■ Problems to work on:
a. In the deer season account, what kept the writer from moving around much during the 2022 season?
b. Decide whether each statement agrees with the deer season account, answering yes or no and quoting the deciding words: (i) The writer got a buck during the 2022 season. (ii) The 8 pointer dragged out of the woods at midnight came from Kentucky public land. (iii) Early in the 2023 bow season, the writer had a decent racked buck within bow range.
c. Continue the deer season account from where it stops.

■ Text under study:
┌──

By Ben Wilcox
The 2023 deer season was maybe the most anticipated I can remember, and will go down as probably my toughest season yet. I say most anticipated because my 2022 season was really hampered by lack of mobility while recovering from major foot and ankle reconstruction surgery that summer. While I did get a smaller buck, It was a real challenging season.
Fast forward to 2023 and I could not wait for deer season to arrive. I had a few nice local bucks I knew about, a trip to Kentucky to look forward to, and a long weekend with friends up north, hopefully on snow.
Before I go any further, I should back up two seasons to when my streak of killing 1-3 big bucks for over a decade came to an end. I made a big mistake and karma has bitten me in the butt. While dragging a nice Ohio public land 8 pointer out of the woods at midnight, we had a cell cam take our picture. Instead of moving on we posed with the deer in front of the camera and chuckled that someone was getting pics of us in the middle of the night. From that moment on I’ve been paying the price with multiple big buck encounters gone wrong! 2023 was no different.
The 2023 bow season started off well. I had seen a small buck and a decent racked buck both out of bow range, and passed a handful of does in hopes a buck would be near. The latter half of the season was fairly uneventful and I could not quite figure out how to get close to a large buck in October.

└──

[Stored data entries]
┌──

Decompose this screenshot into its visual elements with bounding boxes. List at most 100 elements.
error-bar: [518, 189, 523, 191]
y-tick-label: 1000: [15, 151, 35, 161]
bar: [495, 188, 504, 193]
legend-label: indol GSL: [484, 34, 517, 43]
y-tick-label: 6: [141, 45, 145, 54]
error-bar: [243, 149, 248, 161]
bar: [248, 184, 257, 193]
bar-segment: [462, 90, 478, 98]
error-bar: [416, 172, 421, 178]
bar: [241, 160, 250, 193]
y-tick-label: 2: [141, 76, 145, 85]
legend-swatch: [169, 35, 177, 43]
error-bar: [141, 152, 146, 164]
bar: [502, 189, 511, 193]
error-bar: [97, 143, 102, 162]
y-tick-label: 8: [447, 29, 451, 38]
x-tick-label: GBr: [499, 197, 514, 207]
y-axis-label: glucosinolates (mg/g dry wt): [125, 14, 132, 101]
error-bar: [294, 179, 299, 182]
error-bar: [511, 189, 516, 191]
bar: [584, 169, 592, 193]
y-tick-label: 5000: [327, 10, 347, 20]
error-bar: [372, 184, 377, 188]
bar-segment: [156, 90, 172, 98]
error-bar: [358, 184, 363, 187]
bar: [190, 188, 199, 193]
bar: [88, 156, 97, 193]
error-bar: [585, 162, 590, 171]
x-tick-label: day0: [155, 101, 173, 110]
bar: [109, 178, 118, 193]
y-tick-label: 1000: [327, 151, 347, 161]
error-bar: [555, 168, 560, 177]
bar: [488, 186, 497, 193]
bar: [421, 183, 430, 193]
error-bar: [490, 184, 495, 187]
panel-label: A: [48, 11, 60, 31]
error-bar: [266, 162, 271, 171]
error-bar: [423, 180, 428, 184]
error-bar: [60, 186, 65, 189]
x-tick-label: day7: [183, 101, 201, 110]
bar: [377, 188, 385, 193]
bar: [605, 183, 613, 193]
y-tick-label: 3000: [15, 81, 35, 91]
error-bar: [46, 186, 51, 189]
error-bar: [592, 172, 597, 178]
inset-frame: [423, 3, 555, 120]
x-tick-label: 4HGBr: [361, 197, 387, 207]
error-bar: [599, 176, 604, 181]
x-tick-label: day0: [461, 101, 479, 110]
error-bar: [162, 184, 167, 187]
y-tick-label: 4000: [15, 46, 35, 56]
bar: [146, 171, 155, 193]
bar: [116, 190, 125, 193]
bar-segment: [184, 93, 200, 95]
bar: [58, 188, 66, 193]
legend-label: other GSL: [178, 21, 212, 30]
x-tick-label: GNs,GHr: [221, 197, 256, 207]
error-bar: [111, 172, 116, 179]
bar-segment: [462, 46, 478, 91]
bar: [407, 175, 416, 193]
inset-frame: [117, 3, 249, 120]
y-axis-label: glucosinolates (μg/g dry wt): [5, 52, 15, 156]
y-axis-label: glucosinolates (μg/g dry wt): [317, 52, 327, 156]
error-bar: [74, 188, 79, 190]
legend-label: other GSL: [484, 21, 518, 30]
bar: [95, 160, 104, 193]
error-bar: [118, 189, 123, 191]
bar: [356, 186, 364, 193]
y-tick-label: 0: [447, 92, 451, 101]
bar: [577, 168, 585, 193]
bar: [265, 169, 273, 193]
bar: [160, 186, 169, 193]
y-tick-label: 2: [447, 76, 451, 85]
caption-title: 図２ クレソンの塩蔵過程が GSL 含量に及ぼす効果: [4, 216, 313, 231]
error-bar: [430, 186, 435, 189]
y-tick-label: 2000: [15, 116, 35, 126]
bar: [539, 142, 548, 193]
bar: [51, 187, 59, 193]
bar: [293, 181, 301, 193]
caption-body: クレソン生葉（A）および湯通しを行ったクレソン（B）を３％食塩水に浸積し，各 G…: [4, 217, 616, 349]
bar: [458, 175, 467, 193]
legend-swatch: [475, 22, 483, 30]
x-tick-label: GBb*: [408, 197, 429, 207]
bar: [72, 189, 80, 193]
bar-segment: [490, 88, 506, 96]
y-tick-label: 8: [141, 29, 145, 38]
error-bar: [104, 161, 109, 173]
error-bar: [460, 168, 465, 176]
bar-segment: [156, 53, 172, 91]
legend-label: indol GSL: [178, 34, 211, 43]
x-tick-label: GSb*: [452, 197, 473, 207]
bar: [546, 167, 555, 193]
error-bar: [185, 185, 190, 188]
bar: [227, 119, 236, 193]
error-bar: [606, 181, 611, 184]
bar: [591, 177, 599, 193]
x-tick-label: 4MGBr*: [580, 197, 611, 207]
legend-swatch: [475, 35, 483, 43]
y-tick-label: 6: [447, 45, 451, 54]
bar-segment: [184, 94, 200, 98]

└──

■ Outputs for the tasks:
a. Recovery from major foot and ankle reconstruction surgery that summer.

b.
(i) Yes: "While I did get a smaller buck"
(ii) No: "a nice Ohio public land 8 pointer"
(iii) No: "a decent racked buck both out of bow range"

c.
November rolled around and my dad and I headed to Kentucky. After a few days of scouting/ hunting, I decided to set up a tree stand on small point of a hillside where I thought a buck would cruise through midday looking for does. At 10:30 the first morning in the stand a nice 8 pointer with a tall rack and big body cruised through and picked up the smell of four does that I had seen earlier. He cut behind my stand and when he was directly behind me, I was able to get a good shot from 7 yards. But when I pulled the trigger, the limb of my bow hit the tree and almost knocked the bow out of my hands. I knew the limb would expand and was consciously trying to keep the bow away from the tree and I still made the terrible mistake. I watched the deer bound away and hoped to hell I missed because there was no way I hit where I was aiming. Unfortunately, I had hit the deer and found a few drops of blood. We waited 4 hours and tracked the deer on marginal blood about 250 yards where we jumped him out of his bed. We decided to wait until morning and tracked on our hands and knees for a 1/2 mile finding a spec of blood here and there. Only because he stayed on a deer trail were we able to stay on him. He crossed a creek and headed straight up hill. We lost his track where other deer had been pawing in acorns during the night. The buck never bedded back down. Based on the broadhead and all of the evidence, I think I hit the deer in the rear end just in the meat of the hind quarter. It was a real shame and I was pretty upset about losing the deer. During the final two days of the hunt I passed up four bucks in the 115-130” range but never saw one I was willing to pull the trigger on.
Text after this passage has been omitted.